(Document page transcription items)
▽

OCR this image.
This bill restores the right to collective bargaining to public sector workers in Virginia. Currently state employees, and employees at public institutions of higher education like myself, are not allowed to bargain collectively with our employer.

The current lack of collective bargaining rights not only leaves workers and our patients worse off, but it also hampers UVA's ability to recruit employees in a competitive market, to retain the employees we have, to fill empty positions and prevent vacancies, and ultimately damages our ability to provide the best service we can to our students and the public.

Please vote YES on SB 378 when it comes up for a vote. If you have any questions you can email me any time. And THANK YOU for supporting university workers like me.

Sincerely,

△
▽

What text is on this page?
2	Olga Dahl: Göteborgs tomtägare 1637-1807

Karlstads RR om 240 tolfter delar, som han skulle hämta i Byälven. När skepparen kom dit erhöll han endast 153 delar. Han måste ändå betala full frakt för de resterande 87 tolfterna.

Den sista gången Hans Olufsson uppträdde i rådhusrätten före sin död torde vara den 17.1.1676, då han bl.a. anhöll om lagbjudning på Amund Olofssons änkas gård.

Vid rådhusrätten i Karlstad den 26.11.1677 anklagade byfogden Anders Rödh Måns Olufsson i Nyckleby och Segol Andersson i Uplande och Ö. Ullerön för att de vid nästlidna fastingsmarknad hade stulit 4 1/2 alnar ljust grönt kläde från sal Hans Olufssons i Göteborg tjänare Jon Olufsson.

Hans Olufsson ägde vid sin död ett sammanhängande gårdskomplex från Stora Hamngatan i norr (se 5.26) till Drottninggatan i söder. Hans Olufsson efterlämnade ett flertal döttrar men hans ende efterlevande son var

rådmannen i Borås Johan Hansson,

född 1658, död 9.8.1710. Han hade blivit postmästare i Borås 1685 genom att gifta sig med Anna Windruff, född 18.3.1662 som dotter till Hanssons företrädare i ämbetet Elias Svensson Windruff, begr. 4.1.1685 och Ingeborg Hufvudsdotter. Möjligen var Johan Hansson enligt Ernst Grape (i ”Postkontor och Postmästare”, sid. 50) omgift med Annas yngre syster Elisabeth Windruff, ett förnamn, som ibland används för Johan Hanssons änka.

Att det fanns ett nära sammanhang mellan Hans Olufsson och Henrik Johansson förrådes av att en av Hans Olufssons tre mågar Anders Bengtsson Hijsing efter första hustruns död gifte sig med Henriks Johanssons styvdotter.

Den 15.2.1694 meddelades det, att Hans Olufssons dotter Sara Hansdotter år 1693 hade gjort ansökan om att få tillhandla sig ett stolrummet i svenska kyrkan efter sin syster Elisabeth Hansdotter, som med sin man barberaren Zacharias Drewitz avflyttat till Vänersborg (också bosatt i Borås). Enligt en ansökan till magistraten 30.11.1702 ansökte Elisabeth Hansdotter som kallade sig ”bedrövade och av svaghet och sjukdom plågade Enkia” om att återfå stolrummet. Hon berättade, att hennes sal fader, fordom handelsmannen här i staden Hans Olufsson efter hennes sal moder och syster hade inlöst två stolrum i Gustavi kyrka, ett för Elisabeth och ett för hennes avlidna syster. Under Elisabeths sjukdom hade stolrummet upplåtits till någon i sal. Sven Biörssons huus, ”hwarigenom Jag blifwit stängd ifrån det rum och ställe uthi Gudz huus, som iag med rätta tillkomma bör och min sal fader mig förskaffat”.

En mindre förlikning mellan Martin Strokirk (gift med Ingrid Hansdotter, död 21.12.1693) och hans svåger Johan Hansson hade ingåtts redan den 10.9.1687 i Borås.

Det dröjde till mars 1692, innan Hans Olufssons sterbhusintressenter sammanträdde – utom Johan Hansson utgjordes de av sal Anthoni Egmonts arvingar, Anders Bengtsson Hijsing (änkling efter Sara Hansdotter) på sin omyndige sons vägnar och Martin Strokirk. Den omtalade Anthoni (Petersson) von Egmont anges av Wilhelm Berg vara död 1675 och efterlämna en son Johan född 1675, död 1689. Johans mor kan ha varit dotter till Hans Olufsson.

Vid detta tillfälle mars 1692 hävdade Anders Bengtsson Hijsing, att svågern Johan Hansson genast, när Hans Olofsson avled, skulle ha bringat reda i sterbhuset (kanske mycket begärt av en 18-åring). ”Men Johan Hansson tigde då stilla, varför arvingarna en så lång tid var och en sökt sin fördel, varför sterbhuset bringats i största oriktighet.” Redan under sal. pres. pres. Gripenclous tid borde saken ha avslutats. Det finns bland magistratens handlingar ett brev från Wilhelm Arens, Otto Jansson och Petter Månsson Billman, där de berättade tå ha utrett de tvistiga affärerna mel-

△

### WHAT YOU NEED TO DO
The answer must consist of every line in the records above that contains the word "like".

### ANSWER SECTION
This bill restores the right to collective bargaining to public sector workers in Virginia. Currently state employees, and employees at public institutions of higher education like myself, are not allowed to bargain collectively with our employer.
Please vote YES on SB 378 when it comes up for a vote. If you have any questions you can email me any time. And THANK YOU for supporting university workers like me.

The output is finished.